_Activity_:
The answer must restate every entry exactly as it appears.

[Extracted records — start]

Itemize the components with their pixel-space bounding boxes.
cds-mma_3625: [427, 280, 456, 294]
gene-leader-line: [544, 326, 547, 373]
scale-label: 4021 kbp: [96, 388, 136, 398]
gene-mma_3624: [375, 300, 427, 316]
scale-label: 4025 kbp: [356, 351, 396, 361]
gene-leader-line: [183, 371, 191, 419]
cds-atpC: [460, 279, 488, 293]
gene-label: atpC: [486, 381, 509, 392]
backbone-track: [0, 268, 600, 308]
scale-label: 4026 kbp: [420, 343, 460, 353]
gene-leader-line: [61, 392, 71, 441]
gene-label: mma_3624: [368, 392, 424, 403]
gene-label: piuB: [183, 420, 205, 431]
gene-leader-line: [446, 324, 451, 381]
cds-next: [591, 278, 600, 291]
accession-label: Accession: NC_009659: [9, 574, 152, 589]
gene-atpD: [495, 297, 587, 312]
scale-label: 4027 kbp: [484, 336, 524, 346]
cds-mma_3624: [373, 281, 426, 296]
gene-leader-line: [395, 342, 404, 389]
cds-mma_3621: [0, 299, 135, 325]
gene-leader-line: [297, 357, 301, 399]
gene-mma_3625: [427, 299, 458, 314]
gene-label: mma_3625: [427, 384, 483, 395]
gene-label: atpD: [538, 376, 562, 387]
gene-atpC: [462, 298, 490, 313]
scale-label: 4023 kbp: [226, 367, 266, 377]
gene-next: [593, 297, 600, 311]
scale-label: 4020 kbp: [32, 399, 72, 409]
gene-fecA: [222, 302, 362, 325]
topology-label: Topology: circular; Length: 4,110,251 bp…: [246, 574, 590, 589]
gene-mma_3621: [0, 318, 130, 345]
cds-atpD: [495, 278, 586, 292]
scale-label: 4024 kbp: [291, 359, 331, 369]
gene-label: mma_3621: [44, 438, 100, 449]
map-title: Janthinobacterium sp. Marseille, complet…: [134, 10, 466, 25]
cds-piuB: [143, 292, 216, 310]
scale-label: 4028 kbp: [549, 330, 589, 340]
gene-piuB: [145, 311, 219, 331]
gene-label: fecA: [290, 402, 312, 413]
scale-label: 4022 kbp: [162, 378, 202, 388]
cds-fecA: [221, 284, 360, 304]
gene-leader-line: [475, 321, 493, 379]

[Extracted records — finish]

_Written solution_:
Itemize the components with their pixel-space bounding boxes.
cds-mma_3625: [427, 280, 456, 294]
gene-leader-line: [544, 326, 547, 373]
scale-label: 4021 kbp: [96, 388, 136, 398]
gene-mma_3624: [375, 300, 427, 316]
scale-label: 4025 kbp: [356, 351, 396, 361]
gene-leader-line: [183, 371, 191, 419]
cds-atpC: [460, 279, 488, 293]
gene-label: atpC: [486, 381, 509, 392]
backbone-track: [0, 268, 600, 308]
scale-label: 4026 kbp: [420, 343, 460, 353]
gene-leader-line: [61, 392, 71, 441]
gene-label: mma_3624: [368, 392, 424, 403]
gene-label: piuB: [183, 420, 205, 431]
gene-leader-line: [446, 324, 451, 381]
cds-next: [591, 278, 600, 291]
accession-label: Accession: NC_009659: [9, 574, 152, 589]
gene-atpD: [495, 297, 587, 312]
scale-label: 4027 kbp: [484, 336, 524, 346]
cds-mma_3624: [373, 281, 426, 296]
gene-leader-line: [395, 342, 404, 389]
cds-mma_3621: [0, 299, 135, 325]
gene-leader-line: [297, 357, 301, 399]
gene-mma_3625: [427, 299, 458, 314]
gene-label: mma_3625: [427, 384, 483, 395]
gene-label: atpD: [538, 376, 562, 387]
gene-atpC: [462, 298, 490, 313]
scale-label: 4023 kbp: [226, 367, 266, 377]
gene-next: [593, 297, 600, 311]
scale-label: 4020 kbp: [32, 399, 72, 409]
gene-fecA: [222, 302, 362, 325]
topology-label: Topology: circular; Length: 4,110,251 bp…: [246, 574, 590, 589]
gene-mma_3621: [0, 318, 130, 345]
cds-atpD: [495, 278, 586, 292]
scale-label: 4024 kbp: [291, 359, 331, 369]
gene-label: mma_3621: [44, 438, 100, 449]
map-title: Janthinobacterium sp. Marseille, complet…: [134, 10, 466, 25]
cds-piuB: [143, 292, 216, 310]
scale-label: 4028 kbp: [549, 330, 589, 340]
gene-piuB: [145, 311, 219, 331]
gene-label: fecA: [290, 402, 312, 413]
scale-label: 4022 kbp: [162, 378, 202, 388]
cds-fecA: [221, 284, 360, 304]
gene-leader-line: [475, 321, 493, 379]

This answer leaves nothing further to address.